→ **EXERCISE DIRECTIONS**
Gather all lines in the records below that include the word "Sharing".

→ **INPUT ROWS**

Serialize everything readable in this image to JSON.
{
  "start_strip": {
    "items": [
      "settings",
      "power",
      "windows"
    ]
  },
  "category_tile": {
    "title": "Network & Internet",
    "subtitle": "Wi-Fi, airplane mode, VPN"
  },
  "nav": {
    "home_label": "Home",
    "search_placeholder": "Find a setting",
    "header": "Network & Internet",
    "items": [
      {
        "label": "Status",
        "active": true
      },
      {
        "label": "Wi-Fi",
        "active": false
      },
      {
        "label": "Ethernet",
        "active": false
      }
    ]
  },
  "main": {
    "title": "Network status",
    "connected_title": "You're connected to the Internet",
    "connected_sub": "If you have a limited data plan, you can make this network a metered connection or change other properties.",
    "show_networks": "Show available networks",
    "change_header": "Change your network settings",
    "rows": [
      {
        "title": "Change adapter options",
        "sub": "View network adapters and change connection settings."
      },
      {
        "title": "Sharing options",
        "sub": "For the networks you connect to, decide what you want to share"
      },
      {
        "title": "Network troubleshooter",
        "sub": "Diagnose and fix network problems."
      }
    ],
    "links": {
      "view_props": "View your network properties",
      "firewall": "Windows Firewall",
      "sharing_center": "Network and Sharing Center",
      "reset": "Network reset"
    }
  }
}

→ **SOLUTION FOR THIS PROBLEM**
        "title": "Sharing options",
      "sharing_center": "Network and Sharing Center",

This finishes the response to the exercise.